■ YOUR INSTRUCTIONS
Find every line in the records that holds the string "from". Copy each one.

--- START OF DATASET EXTRACT ---

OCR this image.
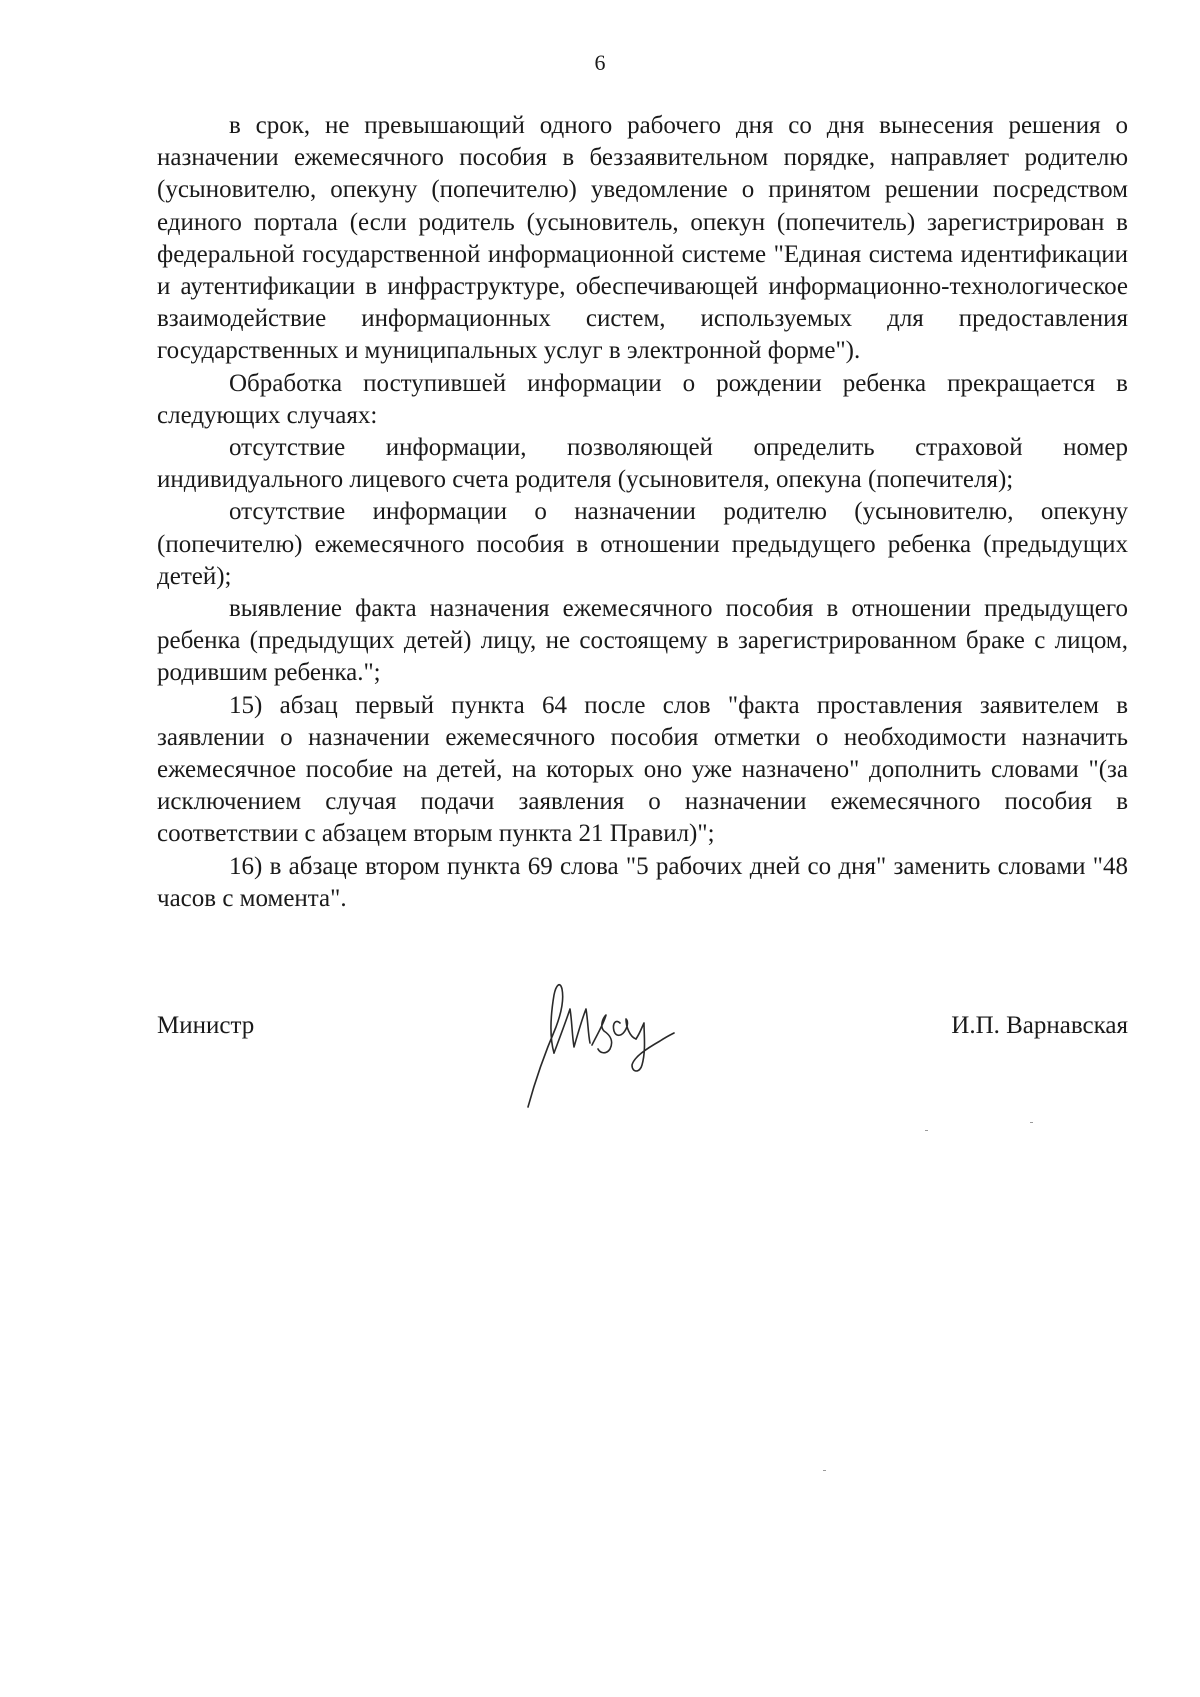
6

в срок, не превышающий одного рабочего дня со дня вынесения решения о назначении ежемесячного пособия в беззаявительном порядке, направляет родителю (усыновителю, опекуну (попечителю) уведомление о принятом решении посредством единого портала (если родитель (усыновитель, опекун (попечитель) зарегистрирован в федеральной государственной информационной системе "Единая система идентификации и аутентификации в инфраструктуре, обеспечивающей информационно-технологическое взаимодействие информационных систем, используемых для предоставления государственных и муниципальных услуг в электронной форме").

Обработка поступившей информации о рождении ребенка прекращается в следующих случаях:

отсутствие информации, позволяющей определить страховой номер индивидуального лицевого счета родителя (усыновителя, опекуна (попечителя);

отсутствие информации о назначении родителю (усыновителю, опекуну (попечителю) ежемесячного пособия в отношении предыдущего ребенка (предыдущих детей);

выявление факта назначения ежемесячного пособия в отношении предыдущего ребенка (предыдущих детей) лицу, не состоящему в зарегистрированном браке с лицом, родившим ребенка.";

15) абзац первый пункта 64 после слов "факта проставления заявителем в заявлении о назначении ежемесячного пособия отметки о необходимости назначить ежемесячное пособие на детей, на которых оно уже назначено" дополнить словами "(за исключением случая подачи заявления о назначении ежемесячного пособия в соответствии с абзацем вторым пункта 21 Правил)";

16) в абзаце втором пункта 69 слова "5 рабочих дней со дня" заменить словами "48 часов с момента".

Министр	И.П. Варнавская
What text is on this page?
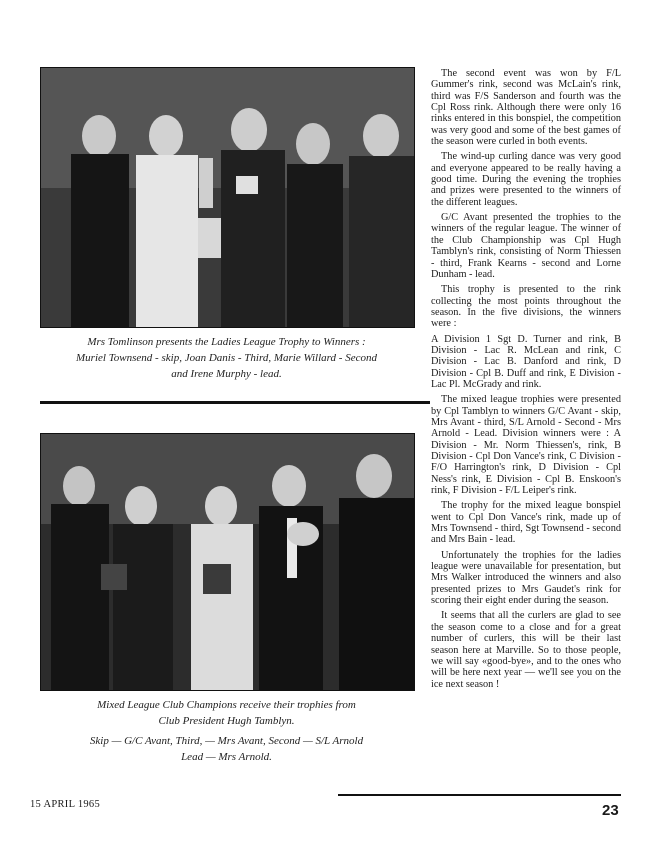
Mrs Tomlinson presents the Ladies League Trophy to Winners :

Muriel Townsend - skip, Joan Danis - Third, Marie Willard - Second

and Irene Murphy - lead.

Mixed League Club Champions receive their trophies from

Club President Hugh Tamblyn.

Skip — G/C Avant, Third, — Mrs Avant, Second — S/L Arnold

Lead — Mrs Arnold.

The second event was won by F/L Gummer's rink, second was McLain's rink, third was F/S Sanderson and fourth was the Cpl Ross rink. Although there were only 16 rinks entered in this bonspiel, the competition was very good and some of the best games of the season were curled in both events.

The wind-up curling dance was very good and everyone appeared to be really having a good time. During the evening the trophies and prizes were presented to the winners of the different leagues.

G/C Avant presented the trophies to the winners of the regular league. The winner of the Club Championship was Cpl Hugh Tamblyn's rink, consisting of Norm Thiessen - third, Frank Kearns - second and Lorne Dunham - lead.

This trophy is presented to the rink collecting the most points throughout the season. In the five divisions, the winners were :

A Division 1 Sgt D. Turner and rink, B Division - Lac R. McLean and rink, C Division - Lac B. Danford and rink, D Division - Cpl B. Duff and rink, E Division - Lac Pl. McGrady and rink.

The mixed league trophies were presented by Cpl Tamblyn to winners G/C Avant - skip, Mrs Avant - third, S/L Arnold - Second - Mrs Arnold - Lead. Division winners were : A Division - Mr. Norm Thiessen's, rink, B Division - Cpl Don Vance's rink, C Division - F/O Harrington's rink, D Division - Cpl Ness's rink, E Division - Cpl B. Enskoon's rink, F Division - F/L Leiper's rink.

The trophy for the mixed league bonspiel went to Cpl Don Vance's rink, made up of Mrs Townsend - third, Sgt Townsend - second and Mrs Bain - lead.

Unfortunately the trophies for the ladies league were unavailable for presentation, but Mrs Walker introduced the winners and also presented prizes to Mrs Gaudet's rink for scoring their eight ender during the season.

It seems that all the curlers are glad to see the season come to a close and for a great number of curlers, this will be their last season here at Marville. So to those people, we will say «good-bye», and to the ones who will be here next year — we'll see you on the ice next season !

15 APRIL 1965	23
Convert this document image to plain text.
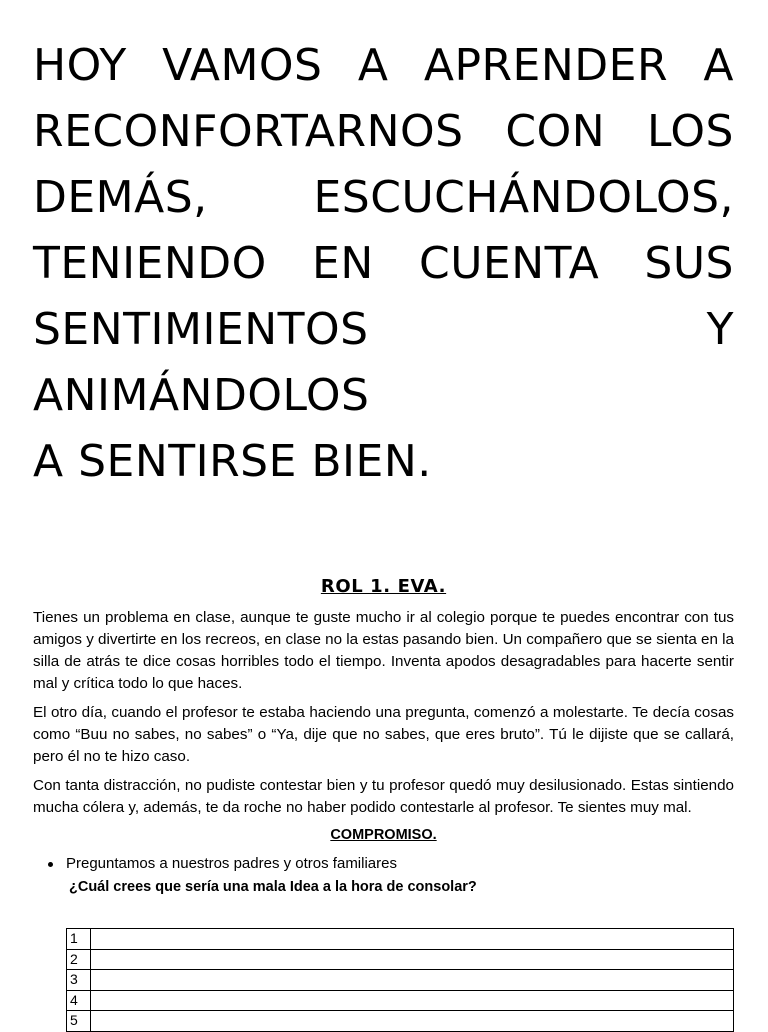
HOY VAMOS A APRENDER A
RECONFORTARNOS CON LOS
DEMÁS, ESCUCHÁNDOLOS,
TENIENDO EN CUENTA SUS
SENTIMIENTOS Y ANIMÁNDOLOS
A SENTIRSE BIEN.
ROL 1. EVA.

Tienes un problema en clase, aunque te guste mucho ir al colegio porque te puedes encontrar con tus amigos y divertirte en los recreos, en clase no la estas pasando bien. Un compañero que se sienta en la silla de atrás te dice cosas horribles todo el tiempo. Inventa apodos desagradables para hacerte sentir mal y crítica todo lo que haces.

El otro día, cuando el profesor te estaba haciendo una pregunta, comenzó a molestarte. Te decía cosas como “Buu no sabes, no sabes” o “Ya, dije que no sabes, que eres bruto”. Tú le dijiste que se callará, pero él no te hizo caso.

Con tanta distracción, no pudiste contestar bien y tu profesor quedó muy desilusionado. Estas sintiendo mucha cólera y, además, te da roche no haber podido contestarle al profesor. Te sientes muy mal.

COMPROMISO.
Preguntamos a nuestros padres y otros familiares

¿Cuál crees que sería una mala Idea a la hora de consolar?

1	
2	
3	
4	
5	
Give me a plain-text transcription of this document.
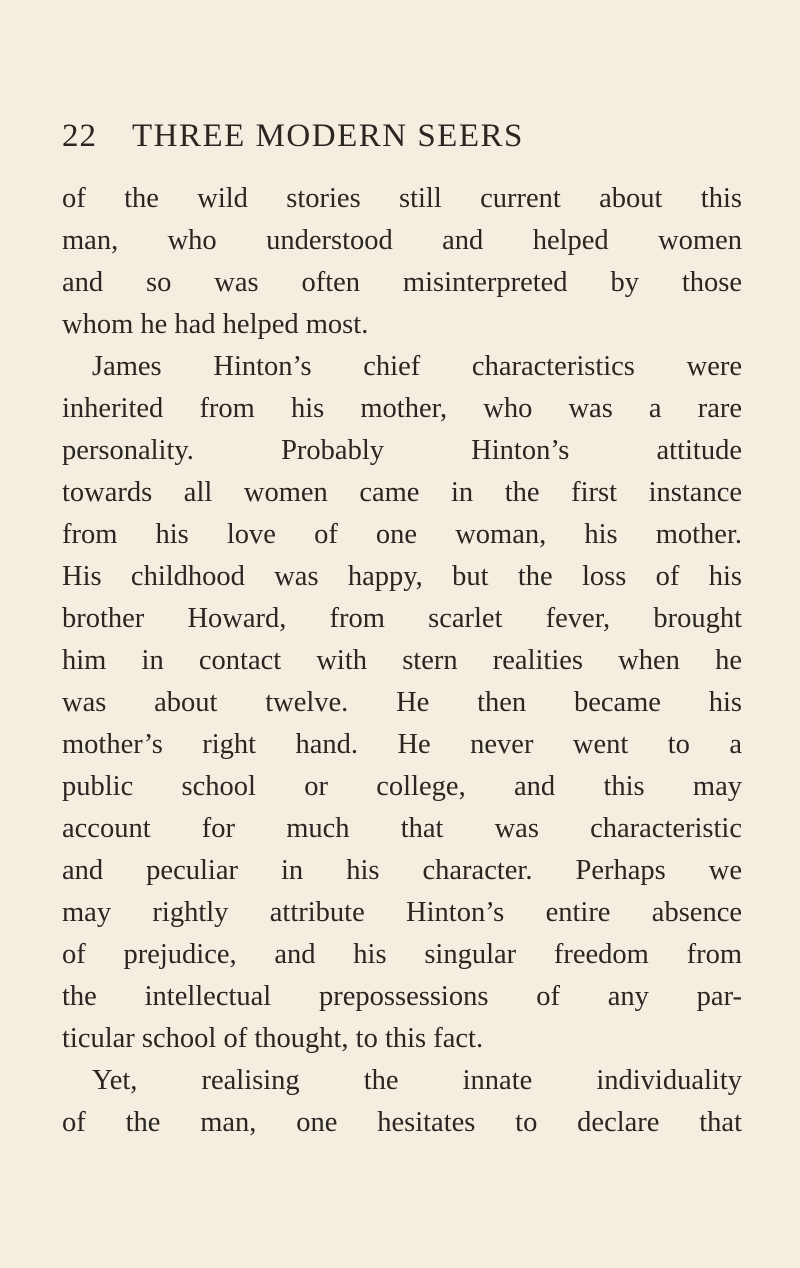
22	THREE MODERN SEERS
of the wild stories still current about this
man, who understood and helped women
and so was often misinterpreted by those
whom he had helped most.
James Hinton’s chief characteristics were
inherited from his mother, who was a rare
personality. Probably Hinton’s attitude
towards all women came in the first instance
from his love of one woman, his mother.
His childhood was happy, but the loss of his
brother Howard, from scarlet fever, brought
him in contact with stern realities when he
was about twelve. He then became his
mother’s right hand. He never went to a
public school or college, and this may
account for much that was characteristic
and peculiar in his character. Perhaps we
may rightly attribute Hinton’s entire absence
of prejudice, and his singular freedom from
the intellectual prepossessions of any par-
ticular school of thought, to this fact.
Yet, realising the innate individuality
of the man, one hesitates to declare that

--- END OF DATASET EXTRACT ---

■ THE RESULT
Mixed League Club Champions receive their trophies from
inherited from his mother, who was a rare
from his love of one woman, his mother.
brother Howard, from scarlet fever, brought
of prejudice, and his singular freedom from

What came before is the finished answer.